What is required
Take each line containing the word "Isotropy" and copy it.

(Rows from a figure dataset)

○ ○ ○ ○ ○

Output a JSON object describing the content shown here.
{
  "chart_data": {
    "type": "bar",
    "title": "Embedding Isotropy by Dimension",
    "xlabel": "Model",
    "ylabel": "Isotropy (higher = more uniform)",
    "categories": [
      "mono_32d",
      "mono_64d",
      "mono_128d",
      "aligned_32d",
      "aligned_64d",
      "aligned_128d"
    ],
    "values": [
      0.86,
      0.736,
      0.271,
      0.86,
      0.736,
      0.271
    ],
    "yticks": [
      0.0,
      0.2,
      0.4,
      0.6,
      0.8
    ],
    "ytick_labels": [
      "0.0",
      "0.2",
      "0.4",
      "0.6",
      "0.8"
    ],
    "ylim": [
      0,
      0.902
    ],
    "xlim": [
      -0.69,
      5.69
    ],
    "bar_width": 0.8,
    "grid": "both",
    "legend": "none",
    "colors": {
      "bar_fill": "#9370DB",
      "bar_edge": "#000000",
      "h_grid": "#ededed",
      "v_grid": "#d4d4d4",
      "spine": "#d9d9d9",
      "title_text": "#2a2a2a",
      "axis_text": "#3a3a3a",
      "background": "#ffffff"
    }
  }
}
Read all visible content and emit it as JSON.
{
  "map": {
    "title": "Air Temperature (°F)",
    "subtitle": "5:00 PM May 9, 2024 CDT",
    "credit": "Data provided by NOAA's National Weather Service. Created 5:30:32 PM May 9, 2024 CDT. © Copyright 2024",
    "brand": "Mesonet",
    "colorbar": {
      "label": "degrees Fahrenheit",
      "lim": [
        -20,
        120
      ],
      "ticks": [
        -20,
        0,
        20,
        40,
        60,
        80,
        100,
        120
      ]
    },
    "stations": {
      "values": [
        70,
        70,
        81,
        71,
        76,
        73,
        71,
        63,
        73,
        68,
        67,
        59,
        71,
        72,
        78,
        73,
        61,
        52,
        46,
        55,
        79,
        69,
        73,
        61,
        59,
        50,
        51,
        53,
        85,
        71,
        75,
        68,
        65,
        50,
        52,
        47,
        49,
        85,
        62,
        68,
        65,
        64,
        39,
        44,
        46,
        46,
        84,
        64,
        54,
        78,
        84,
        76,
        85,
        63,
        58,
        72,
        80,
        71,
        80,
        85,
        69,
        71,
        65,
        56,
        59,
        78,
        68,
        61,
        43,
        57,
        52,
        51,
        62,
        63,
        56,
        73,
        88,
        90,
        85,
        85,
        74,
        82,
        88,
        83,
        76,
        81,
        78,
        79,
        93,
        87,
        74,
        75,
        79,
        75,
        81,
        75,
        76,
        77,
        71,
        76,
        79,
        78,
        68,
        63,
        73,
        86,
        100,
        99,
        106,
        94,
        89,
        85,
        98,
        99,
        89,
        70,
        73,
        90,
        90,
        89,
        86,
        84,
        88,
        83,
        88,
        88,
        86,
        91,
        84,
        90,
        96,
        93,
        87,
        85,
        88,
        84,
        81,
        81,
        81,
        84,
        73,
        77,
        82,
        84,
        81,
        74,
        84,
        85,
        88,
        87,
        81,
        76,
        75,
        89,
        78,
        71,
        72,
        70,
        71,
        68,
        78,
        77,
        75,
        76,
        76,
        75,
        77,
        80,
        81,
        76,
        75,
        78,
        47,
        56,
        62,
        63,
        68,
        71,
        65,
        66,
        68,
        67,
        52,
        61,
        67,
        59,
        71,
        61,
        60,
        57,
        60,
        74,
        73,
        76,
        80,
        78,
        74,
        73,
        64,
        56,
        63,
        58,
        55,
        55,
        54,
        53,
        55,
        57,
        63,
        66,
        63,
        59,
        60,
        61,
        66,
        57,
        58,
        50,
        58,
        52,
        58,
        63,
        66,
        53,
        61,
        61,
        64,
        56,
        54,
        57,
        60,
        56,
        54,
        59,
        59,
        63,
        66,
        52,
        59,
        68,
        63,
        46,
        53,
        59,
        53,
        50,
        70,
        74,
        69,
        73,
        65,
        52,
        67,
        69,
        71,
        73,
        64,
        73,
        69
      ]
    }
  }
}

○ ○ ○ ○ ○

Solution to this exercise
    "title": "Embedding Isotropy by Dimension",
    "ylabel": "Isotropy (higher = more uniform)",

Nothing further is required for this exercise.